Task directions: Reproduce every line in the listing that contains the word "vietnam".

Records for the exercise:
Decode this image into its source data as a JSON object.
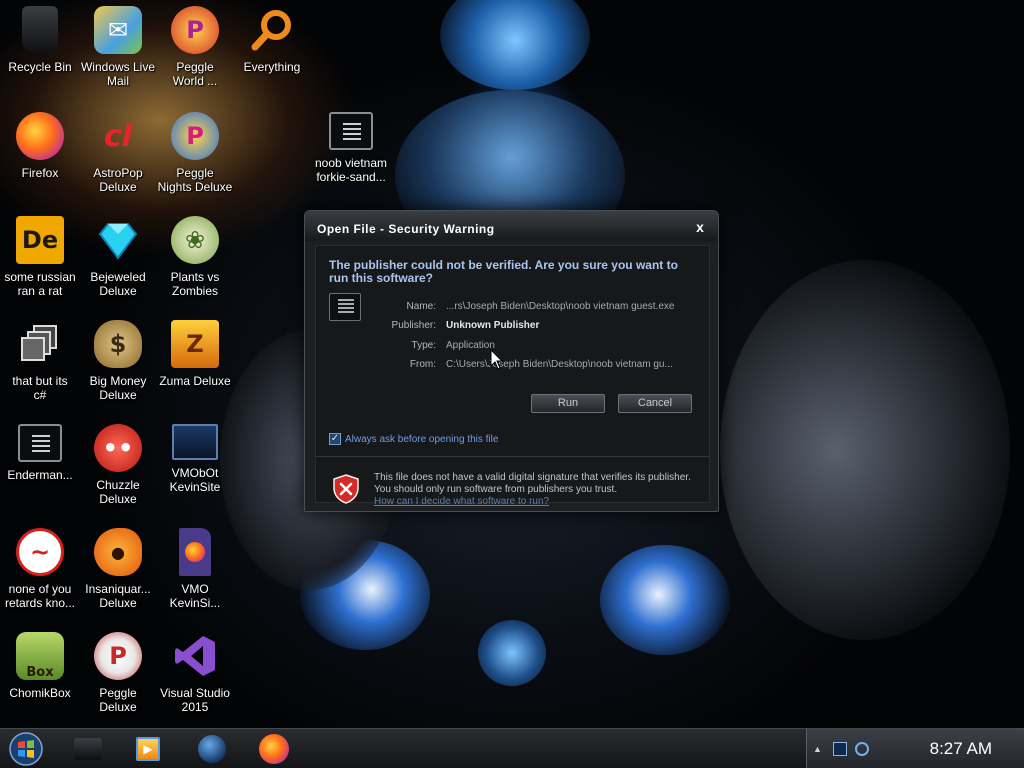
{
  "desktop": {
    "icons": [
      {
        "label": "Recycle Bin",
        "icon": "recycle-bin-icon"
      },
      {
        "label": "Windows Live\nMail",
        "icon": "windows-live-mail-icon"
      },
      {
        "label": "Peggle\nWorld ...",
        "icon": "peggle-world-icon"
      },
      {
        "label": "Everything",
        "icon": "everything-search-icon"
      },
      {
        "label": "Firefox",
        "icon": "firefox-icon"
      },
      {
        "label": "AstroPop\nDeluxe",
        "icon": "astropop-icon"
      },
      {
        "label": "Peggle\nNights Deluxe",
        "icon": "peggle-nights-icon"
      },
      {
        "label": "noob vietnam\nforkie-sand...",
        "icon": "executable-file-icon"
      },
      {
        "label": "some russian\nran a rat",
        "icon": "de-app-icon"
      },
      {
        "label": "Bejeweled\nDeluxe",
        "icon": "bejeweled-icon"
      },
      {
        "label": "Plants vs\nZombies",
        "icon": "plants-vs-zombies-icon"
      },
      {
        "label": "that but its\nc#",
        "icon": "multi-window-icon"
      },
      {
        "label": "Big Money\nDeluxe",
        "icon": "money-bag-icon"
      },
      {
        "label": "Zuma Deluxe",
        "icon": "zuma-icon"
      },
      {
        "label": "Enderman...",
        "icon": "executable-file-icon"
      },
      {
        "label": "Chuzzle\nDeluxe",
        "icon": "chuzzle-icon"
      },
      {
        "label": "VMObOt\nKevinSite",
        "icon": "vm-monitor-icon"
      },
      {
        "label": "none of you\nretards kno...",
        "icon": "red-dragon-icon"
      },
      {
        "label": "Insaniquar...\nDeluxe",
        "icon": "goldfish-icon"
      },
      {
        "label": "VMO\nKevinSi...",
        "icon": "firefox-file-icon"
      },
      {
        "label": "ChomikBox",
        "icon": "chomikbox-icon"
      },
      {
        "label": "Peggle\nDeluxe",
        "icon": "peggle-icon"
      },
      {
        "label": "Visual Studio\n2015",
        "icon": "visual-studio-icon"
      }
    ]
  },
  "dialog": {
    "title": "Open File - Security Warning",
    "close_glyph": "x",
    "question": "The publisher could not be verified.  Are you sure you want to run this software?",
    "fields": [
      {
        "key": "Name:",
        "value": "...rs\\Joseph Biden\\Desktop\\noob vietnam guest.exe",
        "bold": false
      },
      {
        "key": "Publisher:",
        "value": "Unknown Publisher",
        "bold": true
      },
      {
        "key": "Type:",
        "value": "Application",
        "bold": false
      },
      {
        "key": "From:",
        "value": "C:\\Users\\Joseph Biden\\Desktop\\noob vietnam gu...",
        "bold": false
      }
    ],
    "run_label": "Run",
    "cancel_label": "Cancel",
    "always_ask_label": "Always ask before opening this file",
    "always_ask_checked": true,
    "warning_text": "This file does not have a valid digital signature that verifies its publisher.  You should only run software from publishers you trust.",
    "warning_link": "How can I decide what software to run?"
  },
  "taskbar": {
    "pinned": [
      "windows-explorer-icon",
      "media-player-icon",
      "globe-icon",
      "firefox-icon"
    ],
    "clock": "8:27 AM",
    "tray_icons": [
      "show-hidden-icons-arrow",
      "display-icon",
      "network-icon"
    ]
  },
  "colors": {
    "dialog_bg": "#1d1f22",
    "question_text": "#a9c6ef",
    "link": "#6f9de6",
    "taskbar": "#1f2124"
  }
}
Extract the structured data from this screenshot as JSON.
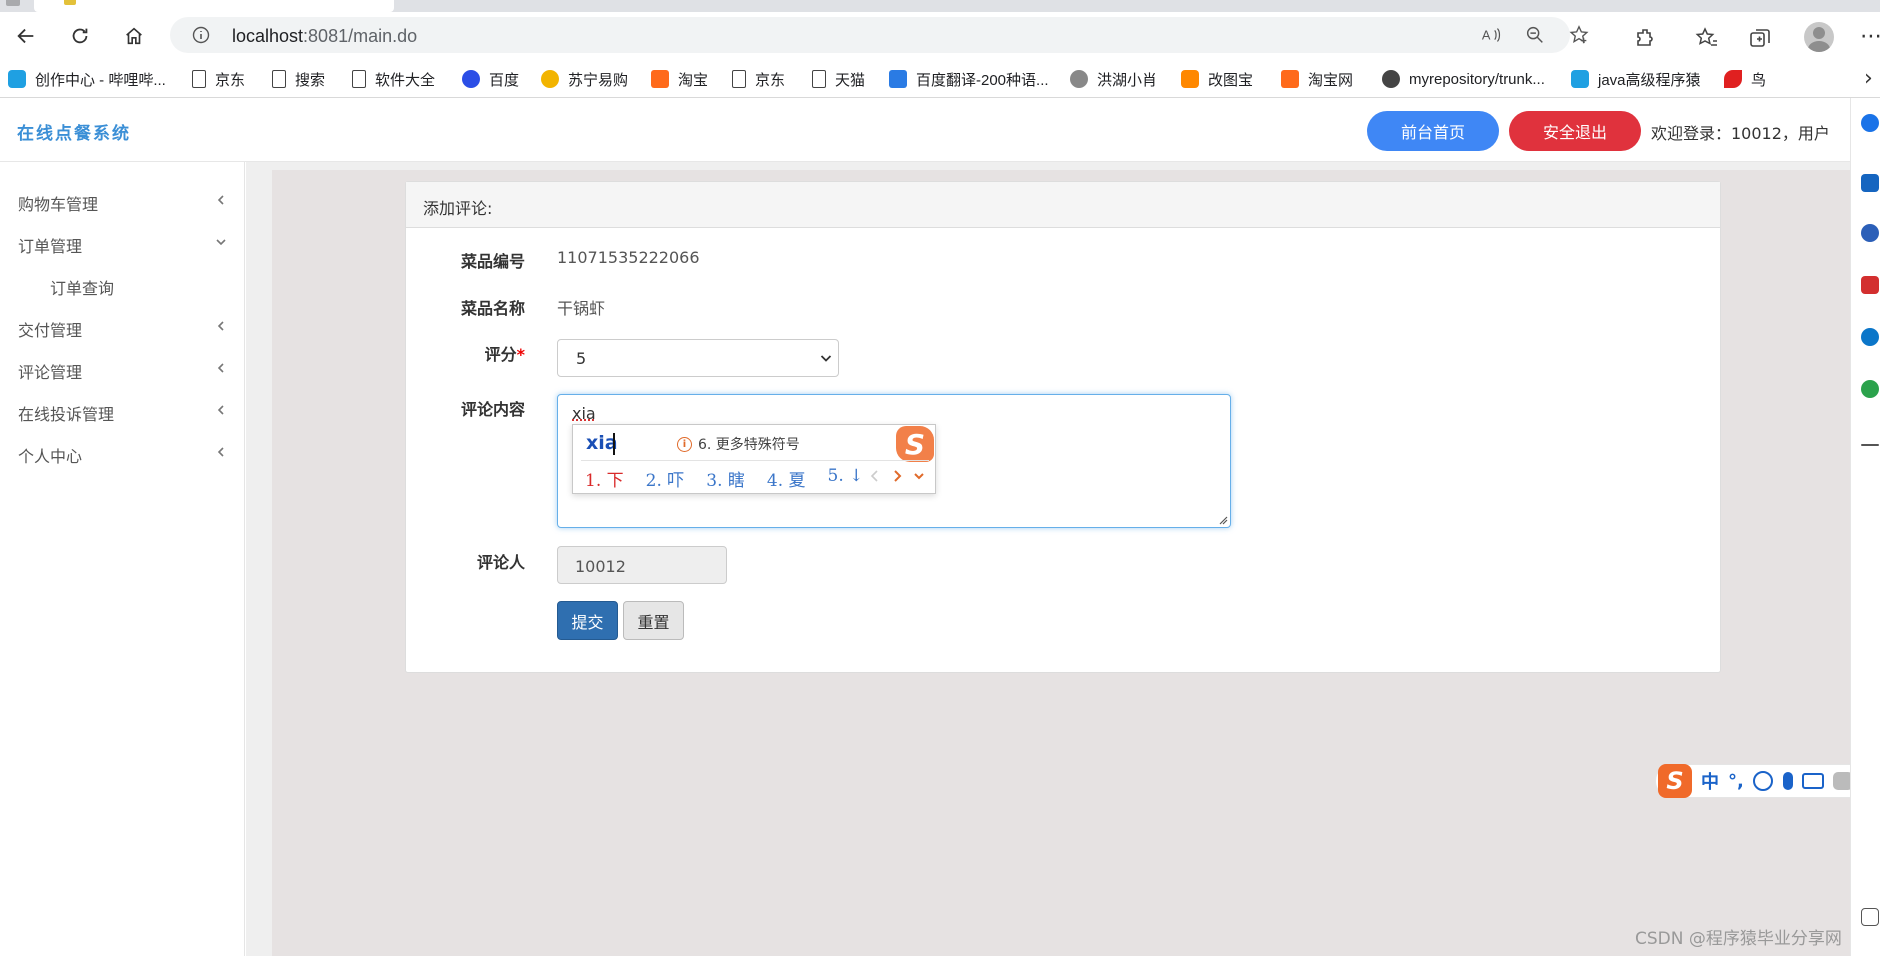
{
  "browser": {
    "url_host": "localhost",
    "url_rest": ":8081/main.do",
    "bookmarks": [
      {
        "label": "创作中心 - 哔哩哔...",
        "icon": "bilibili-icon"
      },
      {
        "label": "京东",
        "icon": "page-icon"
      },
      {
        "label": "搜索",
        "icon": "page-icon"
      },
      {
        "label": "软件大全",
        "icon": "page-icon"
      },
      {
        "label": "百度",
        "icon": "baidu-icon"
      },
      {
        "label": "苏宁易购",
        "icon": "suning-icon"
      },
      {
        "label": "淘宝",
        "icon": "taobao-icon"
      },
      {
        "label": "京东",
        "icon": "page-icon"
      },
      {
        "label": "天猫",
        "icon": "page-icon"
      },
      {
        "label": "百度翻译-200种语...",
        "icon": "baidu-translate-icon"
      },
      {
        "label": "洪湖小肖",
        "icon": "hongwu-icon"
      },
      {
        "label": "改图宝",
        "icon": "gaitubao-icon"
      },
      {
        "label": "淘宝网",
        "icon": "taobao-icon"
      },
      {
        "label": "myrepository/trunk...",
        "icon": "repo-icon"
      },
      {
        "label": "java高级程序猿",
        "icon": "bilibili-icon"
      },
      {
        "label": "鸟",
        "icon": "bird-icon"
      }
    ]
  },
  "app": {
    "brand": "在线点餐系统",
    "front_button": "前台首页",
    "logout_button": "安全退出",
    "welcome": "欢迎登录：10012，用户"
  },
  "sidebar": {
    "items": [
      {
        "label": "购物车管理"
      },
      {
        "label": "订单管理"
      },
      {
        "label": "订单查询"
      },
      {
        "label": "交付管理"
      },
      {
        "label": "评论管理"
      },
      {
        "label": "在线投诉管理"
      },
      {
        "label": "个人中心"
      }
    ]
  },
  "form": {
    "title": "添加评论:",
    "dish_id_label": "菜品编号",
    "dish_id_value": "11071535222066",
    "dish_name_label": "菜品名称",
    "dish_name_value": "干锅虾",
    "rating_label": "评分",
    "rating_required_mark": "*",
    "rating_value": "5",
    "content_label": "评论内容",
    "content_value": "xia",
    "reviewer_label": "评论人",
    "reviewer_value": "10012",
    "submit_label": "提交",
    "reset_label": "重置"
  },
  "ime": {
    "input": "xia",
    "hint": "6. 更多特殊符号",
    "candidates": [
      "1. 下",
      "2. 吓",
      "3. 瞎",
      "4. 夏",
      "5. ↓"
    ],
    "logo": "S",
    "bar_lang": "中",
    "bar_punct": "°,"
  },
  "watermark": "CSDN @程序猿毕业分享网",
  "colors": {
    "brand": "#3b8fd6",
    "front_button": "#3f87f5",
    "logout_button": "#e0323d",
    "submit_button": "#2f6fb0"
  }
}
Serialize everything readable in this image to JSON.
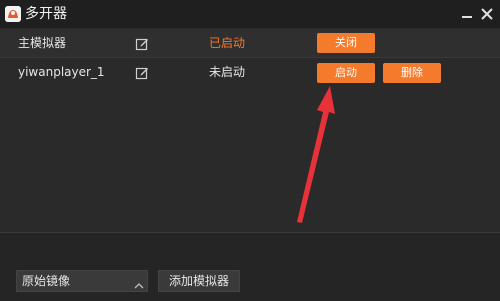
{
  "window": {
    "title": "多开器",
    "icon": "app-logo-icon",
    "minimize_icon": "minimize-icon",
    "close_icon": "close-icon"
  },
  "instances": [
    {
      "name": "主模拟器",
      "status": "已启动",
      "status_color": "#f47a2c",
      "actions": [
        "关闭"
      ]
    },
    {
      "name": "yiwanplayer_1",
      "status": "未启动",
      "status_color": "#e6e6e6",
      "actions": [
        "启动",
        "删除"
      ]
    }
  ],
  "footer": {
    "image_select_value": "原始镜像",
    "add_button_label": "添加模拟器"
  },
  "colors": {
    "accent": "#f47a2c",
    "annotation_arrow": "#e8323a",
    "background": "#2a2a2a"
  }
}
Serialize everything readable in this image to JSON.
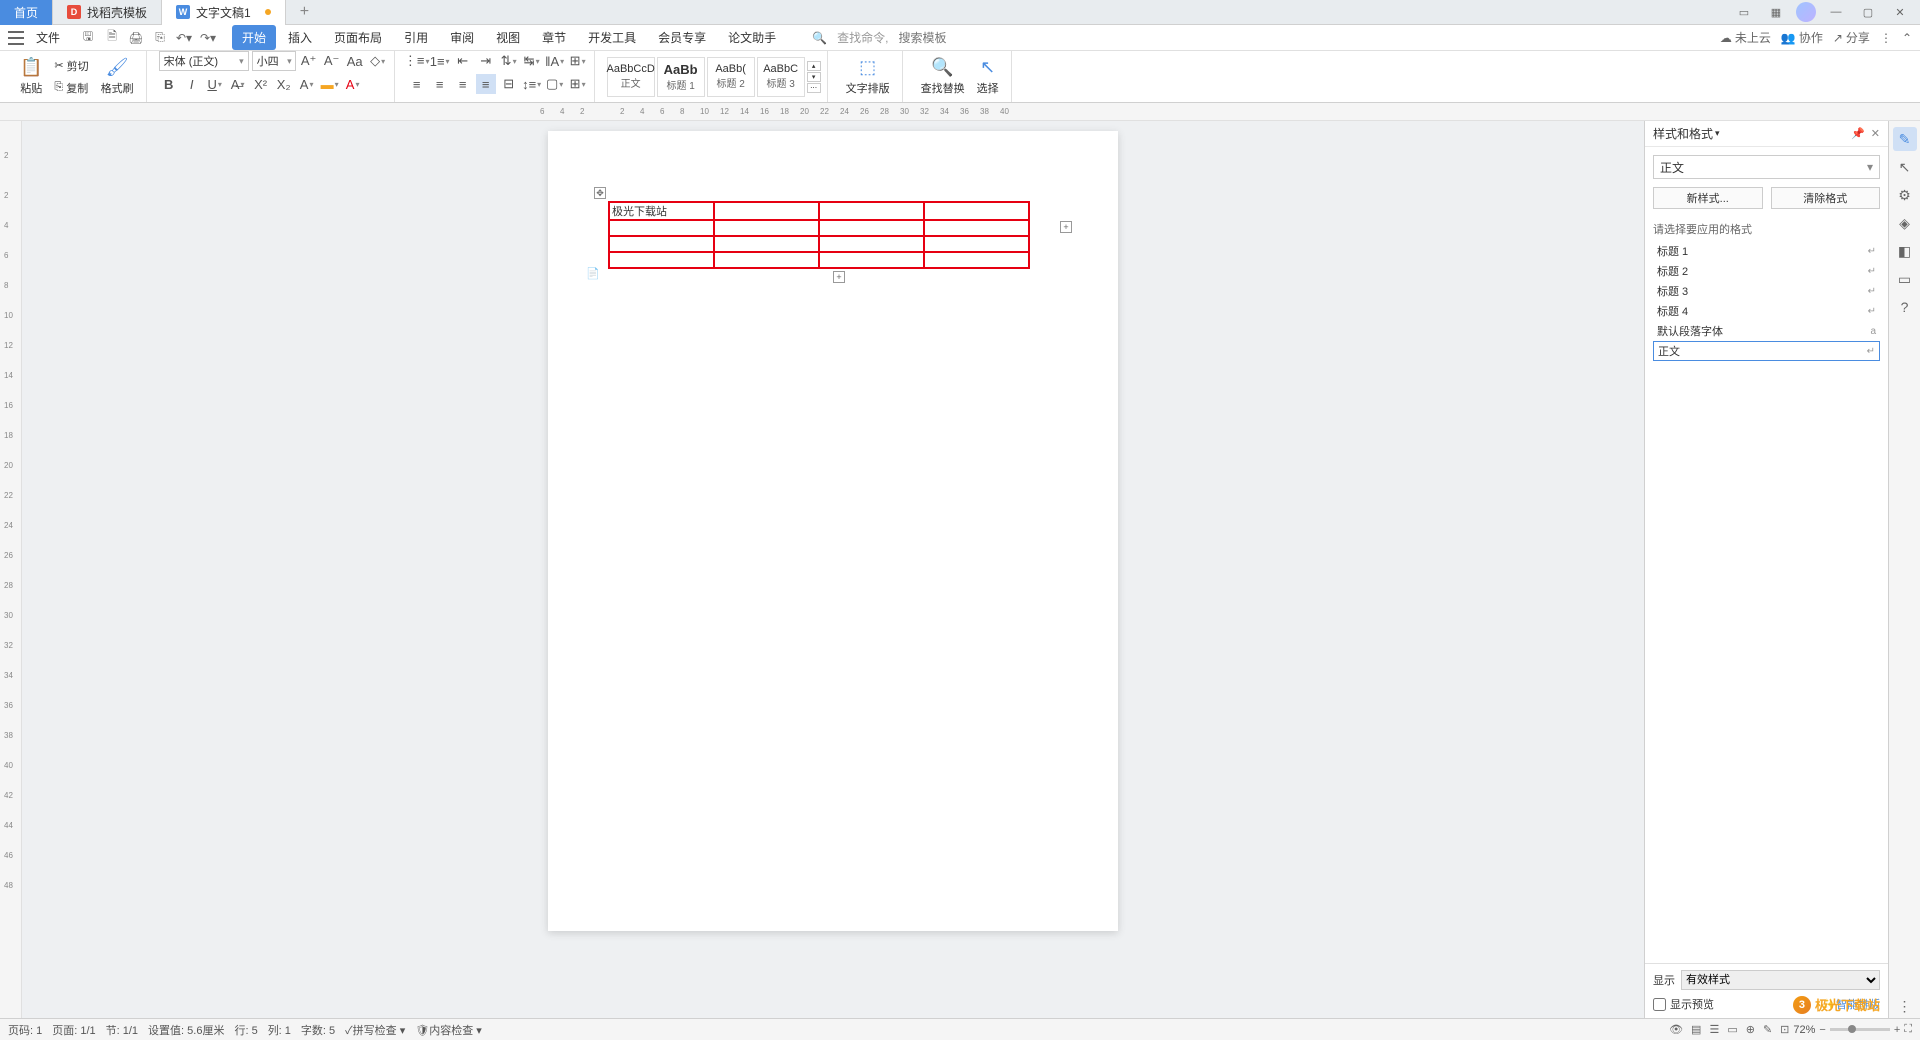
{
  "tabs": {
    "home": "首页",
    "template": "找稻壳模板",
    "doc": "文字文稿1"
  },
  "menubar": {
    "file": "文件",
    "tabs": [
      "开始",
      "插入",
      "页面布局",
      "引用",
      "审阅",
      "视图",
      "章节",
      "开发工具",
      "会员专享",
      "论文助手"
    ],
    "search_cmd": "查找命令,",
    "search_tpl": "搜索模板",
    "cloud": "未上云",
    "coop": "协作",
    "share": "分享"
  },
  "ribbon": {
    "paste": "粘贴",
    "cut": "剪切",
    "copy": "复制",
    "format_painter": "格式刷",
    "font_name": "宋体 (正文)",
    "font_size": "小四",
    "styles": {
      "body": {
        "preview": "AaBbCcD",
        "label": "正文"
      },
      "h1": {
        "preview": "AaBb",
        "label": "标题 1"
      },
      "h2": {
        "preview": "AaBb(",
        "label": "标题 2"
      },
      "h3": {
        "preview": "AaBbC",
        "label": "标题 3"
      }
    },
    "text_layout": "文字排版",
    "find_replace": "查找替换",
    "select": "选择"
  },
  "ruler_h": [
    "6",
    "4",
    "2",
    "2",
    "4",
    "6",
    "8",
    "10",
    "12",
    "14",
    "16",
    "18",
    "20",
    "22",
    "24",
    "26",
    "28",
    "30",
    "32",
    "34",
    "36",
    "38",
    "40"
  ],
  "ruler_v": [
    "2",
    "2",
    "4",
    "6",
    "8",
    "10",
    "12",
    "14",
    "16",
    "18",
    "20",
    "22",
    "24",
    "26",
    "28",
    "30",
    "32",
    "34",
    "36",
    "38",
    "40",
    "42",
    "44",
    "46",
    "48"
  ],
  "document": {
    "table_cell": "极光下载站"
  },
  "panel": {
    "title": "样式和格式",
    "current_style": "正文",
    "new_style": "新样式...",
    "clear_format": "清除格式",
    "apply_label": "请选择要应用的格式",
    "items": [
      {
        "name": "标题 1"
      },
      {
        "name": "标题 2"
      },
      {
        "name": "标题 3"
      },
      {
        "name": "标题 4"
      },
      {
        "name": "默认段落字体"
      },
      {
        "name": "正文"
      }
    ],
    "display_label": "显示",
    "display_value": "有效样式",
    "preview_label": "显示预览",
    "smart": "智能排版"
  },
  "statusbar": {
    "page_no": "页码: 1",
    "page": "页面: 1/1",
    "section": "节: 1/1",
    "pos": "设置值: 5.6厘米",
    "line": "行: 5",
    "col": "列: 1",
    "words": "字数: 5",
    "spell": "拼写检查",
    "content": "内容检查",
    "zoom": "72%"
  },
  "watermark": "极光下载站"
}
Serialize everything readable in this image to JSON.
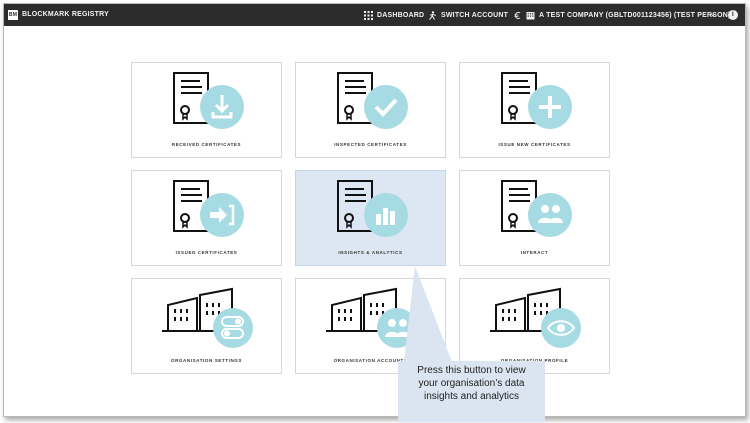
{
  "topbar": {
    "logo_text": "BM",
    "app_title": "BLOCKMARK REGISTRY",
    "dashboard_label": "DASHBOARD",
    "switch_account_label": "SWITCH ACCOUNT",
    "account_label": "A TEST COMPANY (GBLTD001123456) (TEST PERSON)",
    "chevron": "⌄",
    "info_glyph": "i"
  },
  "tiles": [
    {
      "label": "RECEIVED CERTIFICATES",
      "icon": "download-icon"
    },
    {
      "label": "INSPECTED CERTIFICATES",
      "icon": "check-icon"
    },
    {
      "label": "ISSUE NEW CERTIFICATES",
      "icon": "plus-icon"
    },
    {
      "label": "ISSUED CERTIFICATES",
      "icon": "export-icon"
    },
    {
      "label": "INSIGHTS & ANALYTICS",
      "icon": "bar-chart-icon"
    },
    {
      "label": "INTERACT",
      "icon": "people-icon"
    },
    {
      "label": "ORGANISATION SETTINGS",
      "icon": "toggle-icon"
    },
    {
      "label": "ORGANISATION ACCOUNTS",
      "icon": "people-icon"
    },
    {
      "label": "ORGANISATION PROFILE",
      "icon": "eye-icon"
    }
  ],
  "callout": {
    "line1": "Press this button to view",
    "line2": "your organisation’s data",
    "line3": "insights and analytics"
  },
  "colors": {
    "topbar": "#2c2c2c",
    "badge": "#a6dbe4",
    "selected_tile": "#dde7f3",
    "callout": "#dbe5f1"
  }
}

In response:
        "label": "noob vietnam\nforkie-sand...",
        "value": "...rs\\Joseph Biden\\Desktop\\noob vietnam guest.exe",
        "value": "C:\\Users\\Joseph Biden\\Desktop\\noob vietnam gu...",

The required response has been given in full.